TASK REQUIREMENTS: Give back the entries below verbatim.

Stored dataset items:
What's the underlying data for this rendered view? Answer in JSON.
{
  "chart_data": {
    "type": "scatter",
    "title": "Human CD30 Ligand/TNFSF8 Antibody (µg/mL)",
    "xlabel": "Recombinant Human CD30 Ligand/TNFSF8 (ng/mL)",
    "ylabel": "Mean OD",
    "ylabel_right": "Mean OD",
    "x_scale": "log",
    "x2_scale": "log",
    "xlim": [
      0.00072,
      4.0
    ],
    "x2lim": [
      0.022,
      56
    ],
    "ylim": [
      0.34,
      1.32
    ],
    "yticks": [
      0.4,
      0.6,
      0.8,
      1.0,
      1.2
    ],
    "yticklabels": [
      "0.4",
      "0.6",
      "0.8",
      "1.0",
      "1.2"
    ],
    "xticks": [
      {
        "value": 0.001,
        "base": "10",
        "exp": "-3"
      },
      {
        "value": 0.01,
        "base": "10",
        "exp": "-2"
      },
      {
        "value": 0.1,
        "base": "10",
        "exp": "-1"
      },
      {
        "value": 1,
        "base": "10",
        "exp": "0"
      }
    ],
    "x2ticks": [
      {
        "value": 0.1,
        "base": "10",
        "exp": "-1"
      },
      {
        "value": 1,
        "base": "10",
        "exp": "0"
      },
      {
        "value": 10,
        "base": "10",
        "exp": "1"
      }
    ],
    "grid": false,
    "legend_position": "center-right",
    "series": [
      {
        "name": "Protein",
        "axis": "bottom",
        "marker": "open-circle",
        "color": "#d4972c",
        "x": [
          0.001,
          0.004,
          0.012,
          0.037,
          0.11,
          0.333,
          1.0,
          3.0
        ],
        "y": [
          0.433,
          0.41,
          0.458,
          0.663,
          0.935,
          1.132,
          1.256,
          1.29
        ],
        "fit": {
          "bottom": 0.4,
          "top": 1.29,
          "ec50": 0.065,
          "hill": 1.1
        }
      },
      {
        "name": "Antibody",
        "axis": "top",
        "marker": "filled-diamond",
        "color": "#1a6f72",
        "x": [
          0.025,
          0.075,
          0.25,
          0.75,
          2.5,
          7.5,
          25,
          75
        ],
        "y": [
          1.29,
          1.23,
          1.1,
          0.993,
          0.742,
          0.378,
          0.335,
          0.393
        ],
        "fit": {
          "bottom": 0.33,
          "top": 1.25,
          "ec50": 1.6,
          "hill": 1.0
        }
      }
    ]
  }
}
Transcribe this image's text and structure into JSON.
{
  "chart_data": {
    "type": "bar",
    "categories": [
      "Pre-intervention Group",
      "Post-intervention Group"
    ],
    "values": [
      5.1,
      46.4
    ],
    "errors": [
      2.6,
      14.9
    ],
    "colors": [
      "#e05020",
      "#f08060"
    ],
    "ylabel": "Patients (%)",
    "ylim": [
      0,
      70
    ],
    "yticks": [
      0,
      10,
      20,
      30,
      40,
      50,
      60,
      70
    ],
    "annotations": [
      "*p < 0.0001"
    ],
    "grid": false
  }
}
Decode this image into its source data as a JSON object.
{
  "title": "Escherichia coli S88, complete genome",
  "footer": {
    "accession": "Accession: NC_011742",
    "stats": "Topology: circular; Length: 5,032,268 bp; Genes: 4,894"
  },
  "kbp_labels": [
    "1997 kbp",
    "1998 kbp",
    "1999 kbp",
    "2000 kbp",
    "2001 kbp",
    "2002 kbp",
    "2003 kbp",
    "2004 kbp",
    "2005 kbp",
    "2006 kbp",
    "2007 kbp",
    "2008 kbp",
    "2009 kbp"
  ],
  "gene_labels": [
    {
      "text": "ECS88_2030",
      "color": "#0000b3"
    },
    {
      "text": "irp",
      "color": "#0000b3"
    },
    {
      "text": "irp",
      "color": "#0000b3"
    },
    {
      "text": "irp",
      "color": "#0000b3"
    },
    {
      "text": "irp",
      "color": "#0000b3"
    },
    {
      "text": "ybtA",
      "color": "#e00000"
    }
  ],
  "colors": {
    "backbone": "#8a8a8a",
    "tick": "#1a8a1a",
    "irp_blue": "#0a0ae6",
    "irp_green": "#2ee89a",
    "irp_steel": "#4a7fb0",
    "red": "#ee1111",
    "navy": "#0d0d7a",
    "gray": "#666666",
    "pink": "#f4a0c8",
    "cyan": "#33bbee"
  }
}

TASK RESULT:
What's the underlying data for this rendered view? Answer in JSON.
{
  "chart_data": {
    "type": "scatter",
    "title": "Human CD30 Ligand/TNFSF8 Antibody (µg/mL)",
    "xlabel": "Recombinant Human CD30 Ligand/TNFSF8 (ng/mL)",
    "ylabel": "Mean OD",
    "ylabel_right": "Mean OD",
    "x_scale": "log",
    "x2_scale": "log",
    "xlim": [
      0.00072,
      4.0
    ],
    "x2lim": [
      0.022,
      56
    ],
    "ylim": [
      0.34,
      1.32
    ],
    "yticks": [
      0.4,
      0.6,
      0.8,
      1.0,
      1.2
    ],
    "yticklabels": [
      "0.4",
      "0.6",
      "0.8",
      "1.0",
      "1.2"
    ],
    "xticks": [
      {
        "value": 0.001,
        "base": "10",
        "exp": "-3"
      },
      {
        "value": 0.01,
        "base": "10",
        "exp": "-2"
      },
      {
        "value": 0.1,
        "base": "10",
        "exp": "-1"
      },
      {
        "value": 1,
        "base": "10",
        "exp": "0"
      }
    ],
    "x2ticks": [
      {
        "value": 0.1,
        "base": "10",
        "exp": "-1"
      },
      {
        "value": 1,
        "base": "10",
        "exp": "0"
      },
      {
        "value": 10,
        "base": "10",
        "exp": "1"
      }
    ],
    "grid": false,
    "legend_position": "center-right",
    "series": [
      {
        "name": "Protein",
        "axis": "bottom",
        "marker": "open-circle",
        "color": "#d4972c",
        "x": [
          0.001,
          0.004,
          0.012,
          0.037,
          0.11,
          0.333,
          1.0,
          3.0
        ],
        "y": [
          0.433,
          0.41,
          0.458,
          0.663,
          0.935,
          1.132,
          1.256,
          1.29
        ],
        "fit": {
          "bottom": 0.4,
          "top": 1.29,
          "ec50": 0.065,
          "hill": 1.1
        }
      },
      {
        "name": "Antibody",
        "axis": "top",
        "marker": "filled-diamond",
        "color": "#1a6f72",
        "x": [
          0.025,
          0.075,
          0.25,
          0.75,
          2.5,
          7.5,
          25,
          75
        ],
        "y": [
          1.29,
          1.23,
          1.1,
          0.993,
          0.742,
          0.378,
          0.335,
          0.393
        ],
        "fit": {
          "bottom": 0.33,
          "top": 1.25,
          "ec50": 1.6,
          "hill": 1.0
        }
      }
    ]
  }
}
Transcribe this image's text and structure into JSON.
{
  "chart_data": {
    "type": "bar",
    "categories": [
      "Pre-intervention Group",
      "Post-intervention Group"
    ],
    "values": [
      5.1,
      46.4
    ],
    "errors": [
      2.6,
      14.9
    ],
    "colors": [
      "#e05020",
      "#f08060"
    ],
    "ylabel": "Patients (%)",
    "ylim": [
      0,
      70
    ],
    "yticks": [
      0,
      10,
      20,
      30,
      40,
      50,
      60,
      70
    ],
    "annotations": [
      "*p < 0.0001"
    ],
    "grid": false
  }
}
Decode this image into its source data as a JSON object.
{
  "title": "Escherichia coli S88, complete genome",
  "footer": {
    "accession": "Accession: NC_011742",
    "stats": "Topology: circular; Length: 5,032,268 bp; Genes: 4,894"
  },
  "kbp_labels": [
    "1997 kbp",
    "1998 kbp",
    "1999 kbp",
    "2000 kbp",
    "2001 kbp",
    "2002 kbp",
    "2003 kbp",
    "2004 kbp",
    "2005 kbp",
    "2006 kbp",
    "2007 kbp",
    "2008 kbp",
    "2009 kbp"
  ],
  "gene_labels": [
    {
      "text": "ECS88_2030",
      "color": "#0000b3"
    },
    {
      "text": "irp",
      "color": "#0000b3"
    },
    {
      "text": "irp",
      "color": "#0000b3"
    },
    {
      "text": "irp",
      "color": "#0000b3"
    },
    {
      "text": "irp",
      "color": "#0000b3"
    },
    {
      "text": "ybtA",
      "color": "#e00000"
    }
  ],
  "colors": {
    "backbone": "#8a8a8a",
    "tick": "#1a8a1a",
    "irp_blue": "#0a0ae6",
    "irp_green": "#2ee89a",
    "irp_steel": "#4a7fb0",
    "red": "#ee1111",
    "navy": "#0d0d7a",
    "gray": "#666666",
    "pink": "#f4a0c8",
    "cyan": "#33bbee"
  }
}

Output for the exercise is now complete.